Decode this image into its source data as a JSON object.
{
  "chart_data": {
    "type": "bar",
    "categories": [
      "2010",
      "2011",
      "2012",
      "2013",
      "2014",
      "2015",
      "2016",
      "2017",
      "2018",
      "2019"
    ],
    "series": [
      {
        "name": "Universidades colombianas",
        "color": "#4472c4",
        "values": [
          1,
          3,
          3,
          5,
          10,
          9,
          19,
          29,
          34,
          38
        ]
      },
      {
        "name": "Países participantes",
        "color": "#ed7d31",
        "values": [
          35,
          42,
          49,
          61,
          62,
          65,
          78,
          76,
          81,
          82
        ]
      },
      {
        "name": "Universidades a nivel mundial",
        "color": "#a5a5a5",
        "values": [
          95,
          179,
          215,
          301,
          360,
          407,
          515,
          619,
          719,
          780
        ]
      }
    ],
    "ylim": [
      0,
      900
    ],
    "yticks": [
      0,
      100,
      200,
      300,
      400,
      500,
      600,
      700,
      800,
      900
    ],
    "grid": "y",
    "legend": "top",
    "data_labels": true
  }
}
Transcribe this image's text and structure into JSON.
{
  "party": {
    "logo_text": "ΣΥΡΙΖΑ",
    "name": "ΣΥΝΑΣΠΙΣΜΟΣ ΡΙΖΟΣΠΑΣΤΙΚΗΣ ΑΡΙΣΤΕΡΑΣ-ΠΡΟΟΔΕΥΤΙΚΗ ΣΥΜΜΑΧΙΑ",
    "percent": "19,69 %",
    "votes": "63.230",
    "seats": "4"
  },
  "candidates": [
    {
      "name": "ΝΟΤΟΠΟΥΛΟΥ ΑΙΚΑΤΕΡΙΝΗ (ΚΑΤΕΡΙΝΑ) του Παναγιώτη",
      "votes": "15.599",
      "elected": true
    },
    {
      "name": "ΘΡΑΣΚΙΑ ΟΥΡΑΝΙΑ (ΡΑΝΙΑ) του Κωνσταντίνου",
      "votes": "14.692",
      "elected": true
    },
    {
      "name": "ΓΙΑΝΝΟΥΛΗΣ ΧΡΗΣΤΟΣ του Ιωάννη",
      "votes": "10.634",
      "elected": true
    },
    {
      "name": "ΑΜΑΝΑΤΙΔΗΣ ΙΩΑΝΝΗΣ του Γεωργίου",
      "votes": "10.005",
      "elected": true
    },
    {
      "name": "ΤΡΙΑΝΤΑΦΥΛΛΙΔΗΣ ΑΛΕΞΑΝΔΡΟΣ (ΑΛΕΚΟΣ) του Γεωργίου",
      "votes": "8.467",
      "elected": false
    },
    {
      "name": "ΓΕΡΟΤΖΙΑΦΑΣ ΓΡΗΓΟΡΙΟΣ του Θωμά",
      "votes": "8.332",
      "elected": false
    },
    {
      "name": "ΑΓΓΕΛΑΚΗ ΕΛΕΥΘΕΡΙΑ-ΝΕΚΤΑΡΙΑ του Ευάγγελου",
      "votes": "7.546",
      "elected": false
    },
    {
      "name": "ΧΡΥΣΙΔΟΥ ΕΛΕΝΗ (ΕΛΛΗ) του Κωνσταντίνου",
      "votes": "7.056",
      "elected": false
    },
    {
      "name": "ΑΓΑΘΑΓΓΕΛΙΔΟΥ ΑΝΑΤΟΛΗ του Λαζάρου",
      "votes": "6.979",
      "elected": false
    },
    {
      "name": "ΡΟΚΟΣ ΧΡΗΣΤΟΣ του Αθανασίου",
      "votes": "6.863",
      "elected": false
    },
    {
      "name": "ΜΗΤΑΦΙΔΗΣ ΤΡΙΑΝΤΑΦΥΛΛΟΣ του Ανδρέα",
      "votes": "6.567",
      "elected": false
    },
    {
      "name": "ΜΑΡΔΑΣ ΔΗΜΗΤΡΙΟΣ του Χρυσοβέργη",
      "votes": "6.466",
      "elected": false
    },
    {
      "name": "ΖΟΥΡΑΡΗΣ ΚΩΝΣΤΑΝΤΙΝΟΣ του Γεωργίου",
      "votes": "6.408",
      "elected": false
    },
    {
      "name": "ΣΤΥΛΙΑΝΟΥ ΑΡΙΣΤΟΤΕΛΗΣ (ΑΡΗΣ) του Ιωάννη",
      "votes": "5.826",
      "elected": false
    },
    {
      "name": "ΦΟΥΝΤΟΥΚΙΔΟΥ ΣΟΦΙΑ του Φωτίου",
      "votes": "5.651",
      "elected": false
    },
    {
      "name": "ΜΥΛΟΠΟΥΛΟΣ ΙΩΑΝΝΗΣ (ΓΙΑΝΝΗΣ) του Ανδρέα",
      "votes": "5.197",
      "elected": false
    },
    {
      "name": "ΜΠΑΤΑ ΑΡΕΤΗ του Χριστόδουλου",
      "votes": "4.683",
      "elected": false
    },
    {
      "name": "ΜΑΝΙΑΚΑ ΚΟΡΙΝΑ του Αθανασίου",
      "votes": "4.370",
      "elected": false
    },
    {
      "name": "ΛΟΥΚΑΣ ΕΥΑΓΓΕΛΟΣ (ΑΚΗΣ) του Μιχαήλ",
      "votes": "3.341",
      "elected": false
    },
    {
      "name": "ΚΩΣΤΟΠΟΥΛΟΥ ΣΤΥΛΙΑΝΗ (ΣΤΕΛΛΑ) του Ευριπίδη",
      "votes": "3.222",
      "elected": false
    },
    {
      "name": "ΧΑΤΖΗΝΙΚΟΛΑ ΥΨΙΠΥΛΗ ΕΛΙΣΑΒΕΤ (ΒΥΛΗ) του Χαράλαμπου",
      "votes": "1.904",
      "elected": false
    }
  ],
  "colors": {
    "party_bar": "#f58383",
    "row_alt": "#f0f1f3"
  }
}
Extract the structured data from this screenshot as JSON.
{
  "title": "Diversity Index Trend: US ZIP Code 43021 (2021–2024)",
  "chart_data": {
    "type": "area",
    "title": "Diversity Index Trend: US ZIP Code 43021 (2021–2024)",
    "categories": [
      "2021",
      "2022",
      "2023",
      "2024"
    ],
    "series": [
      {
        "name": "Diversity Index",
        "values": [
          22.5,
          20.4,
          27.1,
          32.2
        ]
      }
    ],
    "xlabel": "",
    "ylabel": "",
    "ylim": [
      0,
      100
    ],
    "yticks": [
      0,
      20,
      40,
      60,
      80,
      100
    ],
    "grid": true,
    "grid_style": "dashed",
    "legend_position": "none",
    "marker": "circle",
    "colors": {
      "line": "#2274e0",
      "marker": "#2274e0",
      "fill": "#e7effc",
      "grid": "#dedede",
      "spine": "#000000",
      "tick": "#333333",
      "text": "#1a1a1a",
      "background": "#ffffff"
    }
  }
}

◆ **Aim of the task**
State how many lines of the listing include "ΙΩΑΝΝΗΣ", and nothing more.

◆ **Solution to this problem**
2